Retype, without alteration, each line from the line containing "Convert this screenshot" to the final line of the records.
start Input records
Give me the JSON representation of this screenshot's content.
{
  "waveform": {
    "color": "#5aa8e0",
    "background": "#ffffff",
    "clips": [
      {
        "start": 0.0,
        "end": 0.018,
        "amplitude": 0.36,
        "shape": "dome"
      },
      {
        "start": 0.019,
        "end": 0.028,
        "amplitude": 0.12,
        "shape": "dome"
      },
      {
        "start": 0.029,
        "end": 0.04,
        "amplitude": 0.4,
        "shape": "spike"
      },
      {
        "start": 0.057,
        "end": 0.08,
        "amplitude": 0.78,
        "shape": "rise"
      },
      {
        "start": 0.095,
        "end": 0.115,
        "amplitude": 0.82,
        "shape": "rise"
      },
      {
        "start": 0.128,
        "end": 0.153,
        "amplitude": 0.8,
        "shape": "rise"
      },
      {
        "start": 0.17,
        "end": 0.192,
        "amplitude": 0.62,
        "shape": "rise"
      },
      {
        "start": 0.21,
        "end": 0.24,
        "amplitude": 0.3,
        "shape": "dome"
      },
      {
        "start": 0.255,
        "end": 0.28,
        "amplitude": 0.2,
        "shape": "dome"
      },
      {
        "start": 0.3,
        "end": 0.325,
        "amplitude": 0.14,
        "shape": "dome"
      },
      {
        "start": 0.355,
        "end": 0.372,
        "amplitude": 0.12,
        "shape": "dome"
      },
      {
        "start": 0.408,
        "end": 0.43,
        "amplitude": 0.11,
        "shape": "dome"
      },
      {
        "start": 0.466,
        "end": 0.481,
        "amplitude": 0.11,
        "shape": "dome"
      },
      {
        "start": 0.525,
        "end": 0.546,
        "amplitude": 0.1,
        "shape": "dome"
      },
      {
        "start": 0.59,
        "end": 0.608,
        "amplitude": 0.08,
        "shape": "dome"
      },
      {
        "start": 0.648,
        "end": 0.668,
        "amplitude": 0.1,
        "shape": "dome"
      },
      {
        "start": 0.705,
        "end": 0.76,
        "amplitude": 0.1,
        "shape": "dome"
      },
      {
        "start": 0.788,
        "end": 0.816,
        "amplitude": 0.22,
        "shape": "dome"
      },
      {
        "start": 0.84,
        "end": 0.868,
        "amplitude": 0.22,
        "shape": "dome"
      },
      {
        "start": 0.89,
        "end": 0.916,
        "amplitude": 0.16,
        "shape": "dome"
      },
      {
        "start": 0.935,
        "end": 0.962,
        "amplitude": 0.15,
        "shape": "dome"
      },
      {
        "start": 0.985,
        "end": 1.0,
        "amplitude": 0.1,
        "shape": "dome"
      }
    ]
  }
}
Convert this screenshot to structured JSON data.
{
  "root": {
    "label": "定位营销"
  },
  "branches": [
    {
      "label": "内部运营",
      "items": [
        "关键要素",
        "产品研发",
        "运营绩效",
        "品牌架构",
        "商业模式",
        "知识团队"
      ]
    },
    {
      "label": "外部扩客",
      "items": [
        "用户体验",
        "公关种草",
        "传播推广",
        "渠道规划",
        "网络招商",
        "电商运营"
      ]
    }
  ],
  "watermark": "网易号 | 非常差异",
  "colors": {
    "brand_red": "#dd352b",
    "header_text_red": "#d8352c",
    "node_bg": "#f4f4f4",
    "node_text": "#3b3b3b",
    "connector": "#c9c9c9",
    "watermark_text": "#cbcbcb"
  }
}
end Input records
### Result for this task:
Convert this screenshot to structured JSON data.
{
  "root": {
    "label": "定位营销"
  },
  "branches": [
    {
      "label": "内部运营",
      "items": [
        "关键要素",
        "产品研发",
        "运营绩效",
        "品牌架构",
        "商业模式",
        "知识团队"
      ]
    },
    {
      "label": "外部扩客",
      "items": [
        "用户体验",
        "公关种草",
        "传播推广",
        "渠道规划",
        "网络招商",
        "电商运营"
      ]
    }
  ],
  "watermark": "网易号 | 非常差异",
  "colors": {
    "brand_red": "#dd352b",
    "header_text_red": "#d8352c",
    "node_bg": "#f4f4f4",
    "node_text": "#3b3b3b",
    "connector": "#c9c9c9",
    "watermark_text": "#cbcbcb"
  }
}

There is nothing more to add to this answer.